Entries:
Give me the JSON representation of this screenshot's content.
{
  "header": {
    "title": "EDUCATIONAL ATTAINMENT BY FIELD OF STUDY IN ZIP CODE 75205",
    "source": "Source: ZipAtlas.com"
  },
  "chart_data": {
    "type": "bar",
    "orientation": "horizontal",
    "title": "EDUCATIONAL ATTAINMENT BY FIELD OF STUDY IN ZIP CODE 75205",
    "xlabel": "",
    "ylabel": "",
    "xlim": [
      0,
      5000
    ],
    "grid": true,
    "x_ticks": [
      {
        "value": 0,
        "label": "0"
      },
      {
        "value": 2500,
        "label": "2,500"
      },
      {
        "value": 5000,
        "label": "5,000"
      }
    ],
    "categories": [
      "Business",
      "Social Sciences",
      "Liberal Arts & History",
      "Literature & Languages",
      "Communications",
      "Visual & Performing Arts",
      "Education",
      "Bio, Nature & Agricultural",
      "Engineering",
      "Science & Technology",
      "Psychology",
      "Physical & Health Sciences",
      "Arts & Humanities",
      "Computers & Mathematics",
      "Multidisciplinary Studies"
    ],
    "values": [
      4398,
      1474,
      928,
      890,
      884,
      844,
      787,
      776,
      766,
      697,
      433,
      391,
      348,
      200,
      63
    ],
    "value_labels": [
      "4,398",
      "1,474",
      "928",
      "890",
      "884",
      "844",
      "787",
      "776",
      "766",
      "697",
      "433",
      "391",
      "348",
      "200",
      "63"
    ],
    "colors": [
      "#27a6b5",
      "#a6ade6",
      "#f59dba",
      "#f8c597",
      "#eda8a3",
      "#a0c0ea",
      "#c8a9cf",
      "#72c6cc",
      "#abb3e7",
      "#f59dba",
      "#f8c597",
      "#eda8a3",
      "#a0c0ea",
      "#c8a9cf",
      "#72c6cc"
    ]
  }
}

Requirements:
Each record must be repeated exactly as it is.

Finished answer:
Give me the JSON representation of this screenshot's content.
{
  "header": {
    "title": "EDUCATIONAL ATTAINMENT BY FIELD OF STUDY IN ZIP CODE 75205",
    "source": "Source: ZipAtlas.com"
  },
  "chart_data": {
    "type": "bar",
    "orientation": "horizontal",
    "title": "EDUCATIONAL ATTAINMENT BY FIELD OF STUDY IN ZIP CODE 75205",
    "xlabel": "",
    "ylabel": "",
    "xlim": [
      0,
      5000
    ],
    "grid": true,
    "x_ticks": [
      {
        "value": 0,
        "label": "0"
      },
      {
        "value": 2500,
        "label": "2,500"
      },
      {
        "value": 5000,
        "label": "5,000"
      }
    ],
    "categories": [
      "Business",
      "Social Sciences",
      "Liberal Arts & History",
      "Literature & Languages",
      "Communications",
      "Visual & Performing Arts",
      "Education",
      "Bio, Nature & Agricultural",
      "Engineering",
      "Science & Technology",
      "Psychology",
      "Physical & Health Sciences",
      "Arts & Humanities",
      "Computers & Mathematics",
      "Multidisciplinary Studies"
    ],
    "values": [
      4398,
      1474,
      928,
      890,
      884,
      844,
      787,
      776,
      766,
      697,
      433,
      391,
      348,
      200,
      63
    ],
    "value_labels": [
      "4,398",
      "1,474",
      "928",
      "890",
      "884",
      "844",
      "787",
      "776",
      "766",
      "697",
      "433",
      "391",
      "348",
      "200",
      "63"
    ],
    "colors": [
      "#27a6b5",
      "#a6ade6",
      "#f59dba",
      "#f8c597",
      "#eda8a3",
      "#a0c0ea",
      "#c8a9cf",
      "#72c6cc",
      "#abb3e7",
      "#f59dba",
      "#f8c597",
      "#eda8a3",
      "#a0c0ea",
      "#c8a9cf",
      "#72c6cc"
    ]
  }
}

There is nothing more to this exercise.